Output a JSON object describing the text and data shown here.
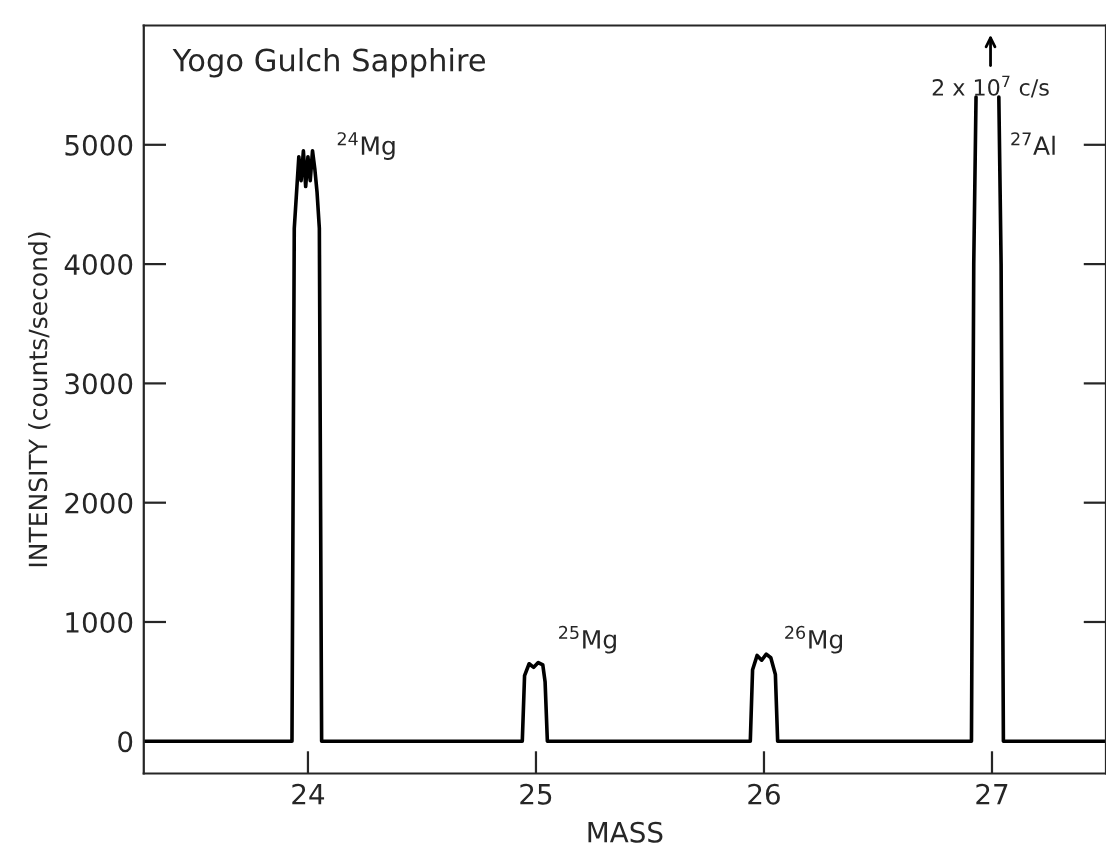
{
  "chart_data": {
    "type": "line",
    "title": "Yogo Gulch Sapphire",
    "xlabel": "MASS",
    "ylabel": "INTENSITY (counts/second)",
    "x": [
      23.28,
      23.93,
      23.94,
      23.96,
      23.97,
      23.98,
      23.99,
      24.0,
      24.01,
      24.02,
      24.03,
      24.04,
      24.05,
      24.06,
      24.07,
      24.94,
      24.95,
      24.97,
      24.99,
      25.01,
      25.03,
      25.04,
      25.05,
      25.94,
      25.95,
      25.97,
      25.99,
      26.01,
      26.03,
      26.05,
      26.06,
      26.07,
      26.91,
      26.92,
      26.93,
      26.98,
      27.03,
      27.04,
      27.05,
      27.5
    ],
    "series": [
      {
        "color": "#000000",
        "values": [
          0,
          0,
          4300,
          4900,
          4700,
          4950,
          4650,
          4900,
          4700,
          4950,
          4800,
          4600,
          4300,
          0,
          0,
          0,
          550,
          650,
          620,
          660,
          640,
          500,
          0,
          0,
          600,
          720,
          680,
          730,
          700,
          560,
          0,
          0,
          0,
          4000,
          5400,
          null,
          5400,
          4000,
          0,
          0
        ]
      }
    ],
    "annotations": [
      "$^{24}$Mg",
      "$^{25}$Mg",
      "$^{26}$Mg",
      "$^{27}$Al",
      "2 x 10$^{7}$ c/s"
    ],
    "xlim": [
      23.28,
      27.5
    ],
    "ylim": [
      -270,
      6000
    ],
    "xticks": [
      24,
      25,
      26,
      27
    ],
    "yticks": [
      0,
      1000,
      2000,
      3000,
      4000,
      5000
    ],
    "grid": false,
    "marker": "none",
    "line_style": "solid"
  }
}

§ **Directive**
Quote every record above exactly, leaving out any pictures.

§ **Written reply**
Output a JSON object describing the text and data shown here.
{
  "chart_data": {
    "type": "line",
    "title": "Yogo Gulch Sapphire",
    "xlabel": "MASS",
    "ylabel": "INTENSITY (counts/second)",
    "x": [
      23.28,
      23.93,
      23.94,
      23.96,
      23.97,
      23.98,
      23.99,
      24.0,
      24.01,
      24.02,
      24.03,
      24.04,
      24.05,
      24.06,
      24.07,
      24.94,
      24.95,
      24.97,
      24.99,
      25.01,
      25.03,
      25.04,
      25.05,
      25.94,
      25.95,
      25.97,
      25.99,
      26.01,
      26.03,
      26.05,
      26.06,
      26.07,
      26.91,
      26.92,
      26.93,
      26.98,
      27.03,
      27.04,
      27.05,
      27.5
    ],
    "series": [
      {
        "color": "#000000",
        "values": [
          0,
          0,
          4300,
          4900,
          4700,
          4950,
          4650,
          4900,
          4700,
          4950,
          4800,
          4600,
          4300,
          0,
          0,
          0,
          550,
          650,
          620,
          660,
          640,
          500,
          0,
          0,
          600,
          720,
          680,
          730,
          700,
          560,
          0,
          0,
          0,
          4000,
          5400,
          null,
          5400,
          4000,
          0,
          0
        ]
      }
    ],
    "annotations": [
      "$^{24}$Mg",
      "$^{25}$Mg",
      "$^{26}$Mg",
      "$^{27}$Al",
      "2 x 10$^{7}$ c/s"
    ],
    "xlim": [
      23.28,
      27.5
    ],
    "ylim": [
      -270,
      6000
    ],
    "xticks": [
      24,
      25,
      26,
      27
    ],
    "yticks": [
      0,
      1000,
      2000,
      3000,
      4000,
      5000
    ],
    "grid": false,
    "marker": "none",
    "line_style": "solid"
  }
}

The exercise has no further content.